Leaving out the pictures, transcribe all of the records faithfully.

§ **Task material**:
■ ■ ■ ■

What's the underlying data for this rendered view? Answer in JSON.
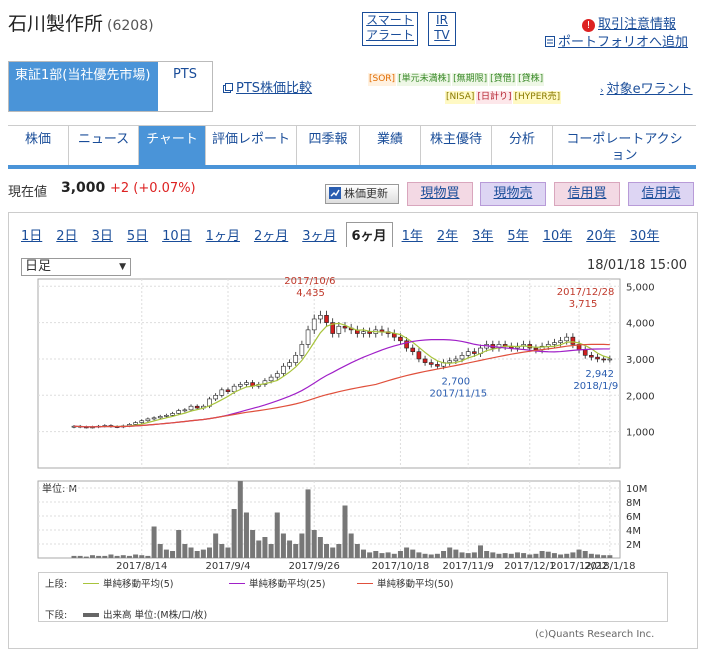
{
  "header": {
    "company_name": "石川製作所",
    "stock_code": "(6208)",
    "alert_label_1": "スマート",
    "alert_label_2": "アラート",
    "ir_label_1": "IR",
    "ir_label_2": "TV",
    "notice_icon": "!",
    "notice_label": "取引注意情報",
    "portfolio_icon": "portfolio-icon",
    "portfolio_label": "ポートフォリオへ追加"
  },
  "market": {
    "active_tab": "東証1部(当社優先市場)",
    "pts_tab": "PTS",
    "pts_compare": "PTS株価比較",
    "tags_row1": [
      "[SOR]",
      "[単元未満株]",
      "[無期限]",
      "[貸借]",
      "[貸株]"
    ],
    "tags_row2": [
      "[NISA]",
      "[日計り]",
      "[HYPER売]"
    ],
    "warrant_link": "対象eワラント"
  },
  "nav": {
    "items": [
      "株価",
      "ニュース",
      "チャート",
      "評価レポート",
      "四季報",
      "業績",
      "株主優待",
      "分析",
      "コーポレートアクション"
    ],
    "active_index": 2
  },
  "price": {
    "label": "現在値",
    "value": "3,000",
    "change": "+2 (+0.07%)",
    "update_button": "株価更新",
    "buy_cash": "現物買",
    "sell_cash": "現物売",
    "buy_margin": "信用買",
    "sell_margin": "信用売"
  },
  "chart_controls": {
    "periods": [
      "1日",
      "2日",
      "3日",
      "5日",
      "10日",
      "1ヶ月",
      "2ヶ月",
      "3ヶ月",
      "6ヶ月",
      "1年",
      "2年",
      "3年",
      "5年",
      "10年",
      "20年",
      "30年"
    ],
    "active_period": "6ヶ月",
    "interval": "日足",
    "timestamp": "18/01/18 15:00"
  },
  "chart_data": {
    "type": "candlestick",
    "price_axis": {
      "ticks": [
        "5,000",
        "4,000",
        "3,000",
        "2,000",
        "1,000"
      ],
      "ylim": [
        0,
        5200
      ]
    },
    "volume_axis": {
      "unit_label": "単位: M",
      "ticks": [
        "10M",
        "8M",
        "6M",
        "4M",
        "2M"
      ],
      "ylim": [
        0,
        11
      ]
    },
    "x_tick_labels": [
      "2017/8/14",
      "2017/9/4",
      "2017/9/26",
      "2017/10/18",
      "2017/11/9",
      "2017/12/1",
      "2017/12/22",
      "2018/1/18"
    ],
    "annotations": [
      {
        "date": "2017/10/6",
        "value": "4,435",
        "kind": "high"
      },
      {
        "date": "2017/11/15",
        "value": "2,700",
        "kind": "low"
      },
      {
        "date": "2017/12/28",
        "value": "3,715",
        "kind": "high"
      },
      {
        "date": "2018/1/9",
        "value": "2,942",
        "kind": "low"
      }
    ],
    "close_approx": [
      1150,
      1130,
      1120,
      1130,
      1150,
      1170,
      1140,
      1130,
      1160,
      1200,
      1250,
      1300,
      1350,
      1380,
      1420,
      1450,
      1500,
      1580,
      1600,
      1700,
      1650,
      1700,
      1900,
      2000,
      2150,
      2100,
      2250,
      2300,
      2350,
      2250,
      2300,
      2400,
      2500,
      2600,
      2800,
      2900,
      3100,
      3400,
      3800,
      4100,
      4200,
      4000,
      3700,
      3900,
      3850,
      3800,
      3700,
      3750,
      3700,
      3800,
      3750,
      3700,
      3600,
      3500,
      3300,
      3200,
      3000,
      2900,
      2850,
      2800,
      2900,
      2950,
      3000,
      3100,
      3200,
      3150,
      3300,
      3400,
      3300,
      3400,
      3350,
      3300,
      3350,
      3400,
      3300,
      3250,
      3350,
      3400,
      3450,
      3500,
      3600,
      3400,
      3250,
      3100,
      3050,
      3000,
      2990,
      3000
    ],
    "volume_approx": [
      0.3,
      0.3,
      0.2,
      0.4,
      0.3,
      0.3,
      0.5,
      0.3,
      0.4,
      0.3,
      0.5,
      0.4,
      0.3,
      4.5,
      2.0,
      1.2,
      1.0,
      4.0,
      2.0,
      1.5,
      1.0,
      1.2,
      1.5,
      3.5,
      2.0,
      1.5,
      7.0,
      11.0,
      6.5,
      4.0,
      2.5,
      3.0,
      2.0,
      6.5,
      3.5,
      2.5,
      2.0,
      3.5,
      9.8,
      4.0,
      3.0,
      2.0,
      1.5,
      2.0,
      7.5,
      3.5,
      2.0,
      1.2,
      0.8,
      1.0,
      0.7,
      0.8,
      0.6,
      1.0,
      1.5,
      1.2,
      0.8,
      0.6,
      0.5,
      0.6,
      1.0,
      1.5,
      1.2,
      0.8,
      0.7,
      0.8,
      1.8,
      1.0,
      0.8,
      0.6,
      0.7,
      0.6,
      0.8,
      0.7,
      0.5,
      0.6,
      1.0,
      0.9,
      0.7,
      0.5,
      0.6,
      0.8,
      1.2,
      1.0,
      0.6,
      0.5,
      0.4,
      0.4
    ]
  },
  "legend": {
    "upper_label": "上段:",
    "ma5": "単純移動平均(5)",
    "ma25": "単純移動平均(25)",
    "ma50": "単純移動平均(50)",
    "lower_label": "下段:",
    "volume": "出来高 単位:(M株/口/枚)",
    "colors": {
      "ma5": "#a8c43c",
      "ma25": "#a020c8",
      "ma50": "#e0503c",
      "up": "#ffffff",
      "down": "#d02020",
      "volume": "#777777"
    }
  },
  "copyright": "(c)Quants Research Inc."
}
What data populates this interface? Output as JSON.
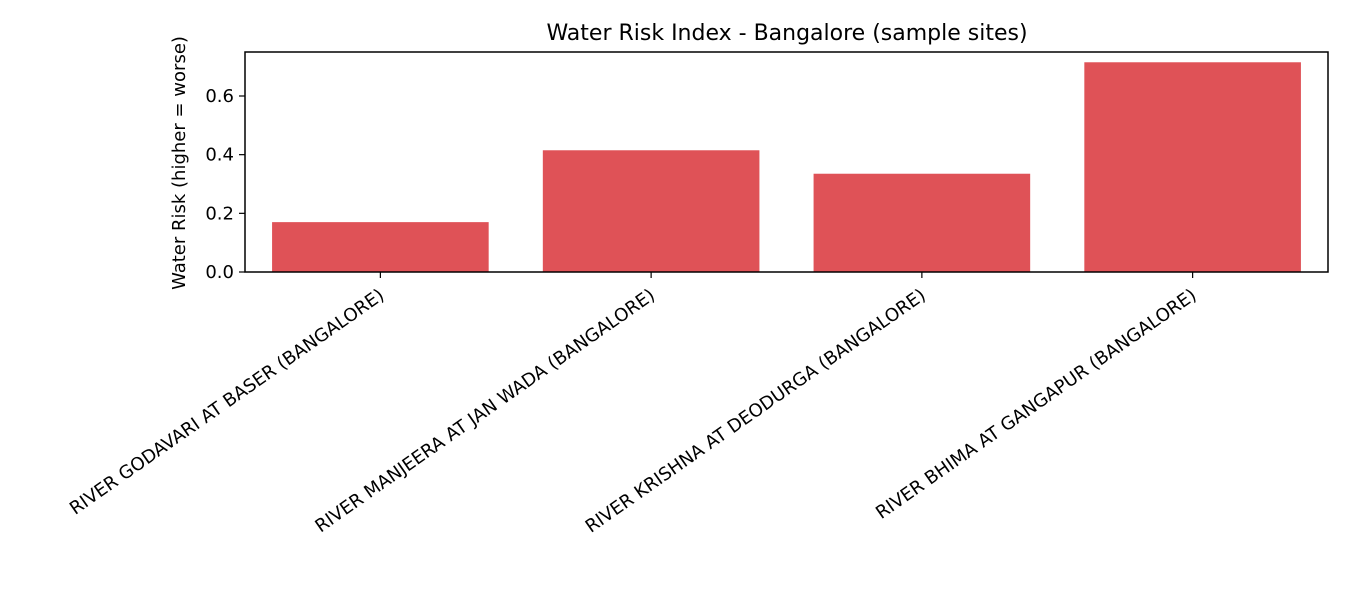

■ ■ ■ ■

§ **Reply**:
What's the underlying data for this rendered view? Answer in JSON.
{
  "header": {
    "company_name": "石川製作所",
    "stock_code": "(6208)",
    "alert_label_1": "スマート",
    "alert_label_2": "アラート",
    "ir_label_1": "IR",
    "ir_label_2": "TV",
    "notice_icon": "!",
    "notice_label": "取引注意情報",
    "portfolio_icon": "portfolio-icon",
    "portfolio_label": "ポートフォリオへ追加"
  },
  "market": {
    "active_tab": "東証1部(当社優先市場)",
    "pts_tab": "PTS",
    "pts_compare": "PTS株価比較",
    "tags_row1": [
      "[SOR]",
      "[単元未満株]",
      "[無期限]",
      "[貸借]",
      "[貸株]"
    ],
    "tags_row2": [
      "[NISA]",
      "[日計り]",
      "[HYPER売]"
    ],
    "warrant_link": "対象eワラント"
  },
  "nav": {
    "items": [
      "株価",
      "ニュース",
      "チャート",
      "評価レポート",
      "四季報",
      "業績",
      "株主優待",
      "分析",
      "コーポレートアクション"
    ],
    "active_index": 2
  },
  "price": {
    "label": "現在値",
    "value": "3,000",
    "change": "+2 (+0.07%)",
    "update_button": "株価更新",
    "buy_cash": "現物買",
    "sell_cash": "現物売",
    "buy_margin": "信用買",
    "sell_margin": "信用売"
  },
  "chart_controls": {
    "periods": [
      "1日",
      "2日",
      "3日",
      "5日",
      "10日",
      "1ヶ月",
      "2ヶ月",
      "3ヶ月",
      "6ヶ月",
      "1年",
      "2年",
      "3年",
      "5年",
      "10年",
      "20年",
      "30年"
    ],
    "active_period": "6ヶ月",
    "interval": "日足",
    "timestamp": "18/01/18 15:00"
  },
  "chart_data": {
    "type": "candlestick",
    "price_axis": {
      "ticks": [
        "5,000",
        "4,000",
        "3,000",
        "2,000",
        "1,000"
      ],
      "ylim": [
        0,
        5200
      ]
    },
    "volume_axis": {
      "unit_label": "単位: M",
      "ticks": [
        "10M",
        "8M",
        "6M",
        "4M",
        "2M"
      ],
      "ylim": [
        0,
        11
      ]
    },
    "x_tick_labels": [
      "2017/8/14",
      "2017/9/4",
      "2017/9/26",
      "2017/10/18",
      "2017/11/9",
      "2017/12/1",
      "2017/12/22",
      "2018/1/18"
    ],
    "annotations": [
      {
        "date": "2017/10/6",
        "value": "4,435",
        "kind": "high"
      },
      {
        "date": "2017/11/15",
        "value": "2,700",
        "kind": "low"
      },
      {
        "date": "2017/12/28",
        "value": "3,715",
        "kind": "high"
      },
      {
        "date": "2018/1/9",
        "value": "2,942",
        "kind": "low"
      }
    ],
    "close_approx": [
      1150,
      1130,
      1120,
      1130,
      1150,
      1170,
      1140,
      1130,
      1160,
      1200,
      1250,
      1300,
      1350,
      1380,
      1420,
      1450,
      1500,
      1580,
      1600,
      1700,
      1650,
      1700,
      1900,
      2000,
      2150,
      2100,
      2250,
      2300,
      2350,
      2250,
      2300,
      2400,
      2500,
      2600,
      2800,
      2900,
      3100,
      3400,
      3800,
      4100,
      4200,
      4000,
      3700,
      3900,
      3850,
      3800,
      3700,
      3750,
      3700,
      3800,
      3750,
      3700,
      3600,
      3500,
      3300,
      3200,
      3000,
      2900,
      2850,
      2800,
      2900,
      2950,
      3000,
      3100,
      3200,
      3150,
      3300,
      3400,
      3300,
      3400,
      3350,
      3300,
      3350,
      3400,
      3300,
      3250,
      3350,
      3400,
      3450,
      3500,
      3600,
      3400,
      3250,
      3100,
      3050,
      3000,
      2990,
      3000
    ],
    "volume_approx": [
      0.3,
      0.3,
      0.2,
      0.4,
      0.3,
      0.3,
      0.5,
      0.3,
      0.4,
      0.3,
      0.5,
      0.4,
      0.3,
      4.5,
      2.0,
      1.2,
      1.0,
      4.0,
      2.0,
      1.5,
      1.0,
      1.2,
      1.5,
      3.5,
      2.0,
      1.5,
      7.0,
      11.0,
      6.5,
      4.0,
      2.5,
      3.0,
      2.0,
      6.5,
      3.5,
      2.5,
      2.0,
      3.5,
      9.8,
      4.0,
      3.0,
      2.0,
      1.5,
      2.0,
      7.5,
      3.5,
      2.0,
      1.2,
      0.8,
      1.0,
      0.7,
      0.8,
      0.6,
      1.0,
      1.5,
      1.2,
      0.8,
      0.6,
      0.5,
      0.6,
      1.0,
      1.5,
      1.2,
      0.8,
      0.7,
      0.8,
      1.8,
      1.0,
      0.8,
      0.6,
      0.7,
      0.6,
      0.8,
      0.7,
      0.5,
      0.6,
      1.0,
      0.9,
      0.7,
      0.5,
      0.6,
      0.8,
      1.2,
      1.0,
      0.6,
      0.5,
      0.4,
      0.4
    ]
  },
  "legend": {
    "upper_label": "上段:",
    "ma5": "単純移動平均(5)",
    "ma25": "単純移動平均(25)",
    "ma50": "単純移動平均(50)",
    "lower_label": "下段:",
    "volume": "出来高 単位:(M株/口/枚)",
    "colors": {
      "ma5": "#a8c43c",
      "ma25": "#a020c8",
      "ma50": "#e0503c",
      "up": "#ffffff",
      "down": "#d02020",
      "volume": "#777777"
    }
  },
  "copyright": "(c)Quants Research Inc."
}
What data populates this interface? Output as JSON.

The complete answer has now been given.